*REQUIREMENTS*:
Gather every line below where "title" appears.

(Structured figure records)

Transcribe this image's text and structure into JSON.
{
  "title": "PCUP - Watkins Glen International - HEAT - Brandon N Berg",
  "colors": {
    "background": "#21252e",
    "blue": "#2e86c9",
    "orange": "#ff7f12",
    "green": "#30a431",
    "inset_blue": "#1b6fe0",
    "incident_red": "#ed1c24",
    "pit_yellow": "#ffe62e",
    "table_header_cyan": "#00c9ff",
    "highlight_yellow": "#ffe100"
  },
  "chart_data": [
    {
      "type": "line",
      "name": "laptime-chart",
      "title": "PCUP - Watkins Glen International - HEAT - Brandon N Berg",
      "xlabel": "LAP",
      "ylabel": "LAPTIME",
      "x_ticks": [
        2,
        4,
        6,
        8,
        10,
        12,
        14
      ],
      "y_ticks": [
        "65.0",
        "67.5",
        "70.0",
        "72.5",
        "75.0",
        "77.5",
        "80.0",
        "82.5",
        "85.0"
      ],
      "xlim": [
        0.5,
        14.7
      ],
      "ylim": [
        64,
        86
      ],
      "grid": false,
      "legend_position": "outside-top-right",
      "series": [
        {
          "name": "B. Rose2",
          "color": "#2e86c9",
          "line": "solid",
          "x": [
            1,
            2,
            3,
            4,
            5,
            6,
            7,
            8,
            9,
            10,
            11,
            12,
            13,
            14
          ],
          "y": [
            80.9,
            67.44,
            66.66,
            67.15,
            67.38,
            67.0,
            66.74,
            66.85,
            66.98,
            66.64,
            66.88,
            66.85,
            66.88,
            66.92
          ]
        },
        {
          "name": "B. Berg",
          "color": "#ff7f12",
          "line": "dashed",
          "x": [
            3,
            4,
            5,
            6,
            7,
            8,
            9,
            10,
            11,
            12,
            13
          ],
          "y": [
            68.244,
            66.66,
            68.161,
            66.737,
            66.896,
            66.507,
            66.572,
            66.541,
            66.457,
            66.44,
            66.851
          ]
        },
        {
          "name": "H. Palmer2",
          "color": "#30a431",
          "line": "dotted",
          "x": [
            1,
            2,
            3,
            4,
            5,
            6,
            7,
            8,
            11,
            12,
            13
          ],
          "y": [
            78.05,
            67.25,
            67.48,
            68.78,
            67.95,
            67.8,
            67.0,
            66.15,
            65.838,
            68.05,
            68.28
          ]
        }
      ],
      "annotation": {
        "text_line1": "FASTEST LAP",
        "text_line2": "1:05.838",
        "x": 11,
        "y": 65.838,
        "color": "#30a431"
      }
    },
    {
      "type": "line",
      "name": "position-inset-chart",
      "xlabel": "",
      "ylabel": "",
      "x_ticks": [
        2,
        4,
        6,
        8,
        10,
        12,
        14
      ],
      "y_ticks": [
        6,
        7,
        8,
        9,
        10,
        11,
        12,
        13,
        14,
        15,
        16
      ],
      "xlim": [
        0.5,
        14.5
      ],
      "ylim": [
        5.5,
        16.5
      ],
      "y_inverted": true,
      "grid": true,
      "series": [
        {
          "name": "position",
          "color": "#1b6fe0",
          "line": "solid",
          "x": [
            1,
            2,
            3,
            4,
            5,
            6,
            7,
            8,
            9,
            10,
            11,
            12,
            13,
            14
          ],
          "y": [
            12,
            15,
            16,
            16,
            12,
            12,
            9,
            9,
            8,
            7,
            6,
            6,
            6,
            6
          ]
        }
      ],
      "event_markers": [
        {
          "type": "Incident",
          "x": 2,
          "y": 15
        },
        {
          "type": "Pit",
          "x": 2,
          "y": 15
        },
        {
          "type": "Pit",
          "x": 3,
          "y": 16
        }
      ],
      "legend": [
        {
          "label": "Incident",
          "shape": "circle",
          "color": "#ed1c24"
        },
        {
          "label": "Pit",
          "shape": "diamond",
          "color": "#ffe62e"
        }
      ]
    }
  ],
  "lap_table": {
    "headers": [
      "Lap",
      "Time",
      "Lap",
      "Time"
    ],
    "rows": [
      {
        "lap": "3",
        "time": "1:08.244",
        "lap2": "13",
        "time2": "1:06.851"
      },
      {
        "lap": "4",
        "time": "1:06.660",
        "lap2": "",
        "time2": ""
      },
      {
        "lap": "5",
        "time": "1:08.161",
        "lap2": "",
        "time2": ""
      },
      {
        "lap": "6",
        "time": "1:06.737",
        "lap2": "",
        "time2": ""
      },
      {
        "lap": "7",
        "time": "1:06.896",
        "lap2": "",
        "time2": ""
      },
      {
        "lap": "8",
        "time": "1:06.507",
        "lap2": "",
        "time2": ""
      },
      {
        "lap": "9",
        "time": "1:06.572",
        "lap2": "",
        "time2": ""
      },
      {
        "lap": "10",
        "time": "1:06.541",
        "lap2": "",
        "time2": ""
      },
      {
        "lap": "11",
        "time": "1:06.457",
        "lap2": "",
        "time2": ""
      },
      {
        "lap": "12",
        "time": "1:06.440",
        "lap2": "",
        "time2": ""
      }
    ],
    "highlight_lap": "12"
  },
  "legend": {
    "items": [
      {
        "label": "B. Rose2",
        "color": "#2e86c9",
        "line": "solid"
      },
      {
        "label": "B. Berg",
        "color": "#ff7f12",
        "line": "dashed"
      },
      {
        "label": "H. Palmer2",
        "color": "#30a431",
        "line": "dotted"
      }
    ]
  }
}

*WRITTEN RESPONSE*:
  "title": "PCUP - Watkins Glen International - HEAT - Brandon N Berg",
      "title": "PCUP - Watkins Glen International - HEAT - Brandon N Berg",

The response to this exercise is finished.